[RECORDED INFORMATION]:
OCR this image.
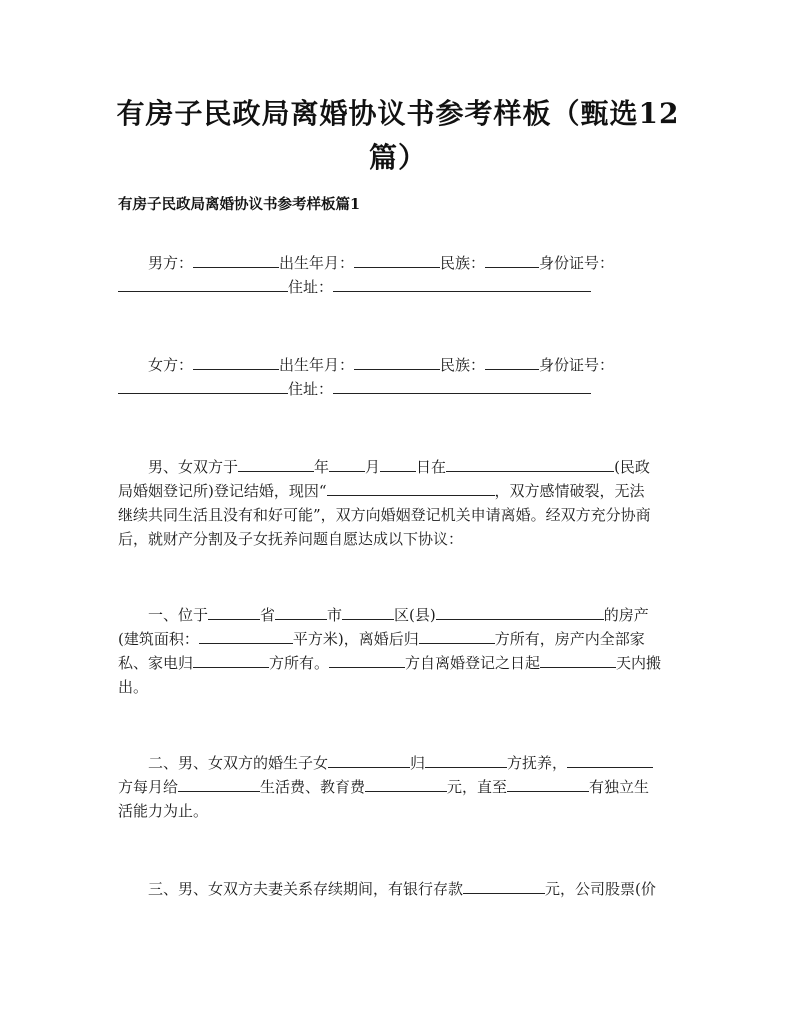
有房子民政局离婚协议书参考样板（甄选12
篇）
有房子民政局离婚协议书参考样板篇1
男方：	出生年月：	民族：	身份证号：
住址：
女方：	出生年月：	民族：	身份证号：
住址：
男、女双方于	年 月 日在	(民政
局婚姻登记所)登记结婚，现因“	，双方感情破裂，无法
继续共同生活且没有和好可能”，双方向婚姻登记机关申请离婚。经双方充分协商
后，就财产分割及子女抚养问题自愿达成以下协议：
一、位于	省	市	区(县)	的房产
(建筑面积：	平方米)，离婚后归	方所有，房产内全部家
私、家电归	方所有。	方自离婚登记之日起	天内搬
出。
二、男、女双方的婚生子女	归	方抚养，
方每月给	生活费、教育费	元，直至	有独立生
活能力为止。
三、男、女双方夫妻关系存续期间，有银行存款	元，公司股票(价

[INSTRUCTION]:
Give back the whole listing as it stands, minus its pictures.

[SOLUTION TO THE EXERCISE]:
OCR this image.
有房子民政局离婚协议书参考样板（甄选12
篇）
有房子民政局离婚协议书参考样板篇1
男方：	出生年月：	民族：	身份证号：
住址：
女方：	出生年月：	民族：	身份证号：
住址：
男、女双方于	年 月 日在	(民政
局婚姻登记所)登记结婚，现因“	，双方感情破裂，无法
继续共同生活且没有和好可能”，双方向婚姻登记机关申请离婚。经双方充分协商
后，就财产分割及子女抚养问题自愿达成以下协议：
一、位于	省	市	区(县)	的房产
(建筑面积：	平方米)，离婚后归	方所有，房产内全部家
私、家电归	方所有。	方自离婚登记之日起	天内搬
出。
二、男、女双方的婚生子女	归	方抚养，
方每月给	生活费、教育费	元，直至	有独立生
活能力为止。
三、男、女双方夫妻关系存续期间，有银行存款	元，公司股票(价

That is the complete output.